• TASK DIRECTIONS: Retype the listing that follows, exactly as written.

======== RECORDS FOR THE EXERCISE

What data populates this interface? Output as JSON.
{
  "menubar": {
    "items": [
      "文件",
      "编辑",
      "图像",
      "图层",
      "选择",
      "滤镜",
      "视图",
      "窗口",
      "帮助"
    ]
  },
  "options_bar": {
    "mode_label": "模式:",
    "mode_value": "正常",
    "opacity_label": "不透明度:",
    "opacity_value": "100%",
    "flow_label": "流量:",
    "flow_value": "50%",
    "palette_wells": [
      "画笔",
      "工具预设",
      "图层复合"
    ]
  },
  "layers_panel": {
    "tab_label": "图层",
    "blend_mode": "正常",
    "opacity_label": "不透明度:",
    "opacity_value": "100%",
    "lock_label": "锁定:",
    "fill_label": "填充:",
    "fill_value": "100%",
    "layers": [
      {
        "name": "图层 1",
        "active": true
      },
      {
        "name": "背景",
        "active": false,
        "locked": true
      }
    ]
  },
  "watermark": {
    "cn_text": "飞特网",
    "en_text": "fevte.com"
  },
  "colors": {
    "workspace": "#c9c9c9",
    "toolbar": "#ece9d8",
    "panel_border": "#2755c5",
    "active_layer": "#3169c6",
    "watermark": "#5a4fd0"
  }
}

================

• SOLUTION TO THIS TASK:
What data populates this interface? Output as JSON.
{
  "menubar": {
    "items": [
      "文件",
      "编辑",
      "图像",
      "图层",
      "选择",
      "滤镜",
      "视图",
      "窗口",
      "帮助"
    ]
  },
  "options_bar": {
    "mode_label": "模式:",
    "mode_value": "正常",
    "opacity_label": "不透明度:",
    "opacity_value": "100%",
    "flow_label": "流量:",
    "flow_value": "50%",
    "palette_wells": [
      "画笔",
      "工具预设",
      "图层复合"
    ]
  },
  "layers_panel": {
    "tab_label": "图层",
    "blend_mode": "正常",
    "opacity_label": "不透明度:",
    "opacity_value": "100%",
    "lock_label": "锁定:",
    "fill_label": "填充:",
    "fill_value": "100%",
    "layers": [
      {
        "name": "图层 1",
        "active": true
      },
      {
        "name": "背景",
        "active": false,
        "locked": true
      }
    ]
  },
  "watermark": {
    "cn_text": "飞特网",
    "en_text": "fevte.com"
  },
  "colors": {
    "workspace": "#c9c9c9",
    "toolbar": "#ece9d8",
    "panel_border": "#2755c5",
    "active_layer": "#3169c6",
    "watermark": "#5a4fd0"
  }
}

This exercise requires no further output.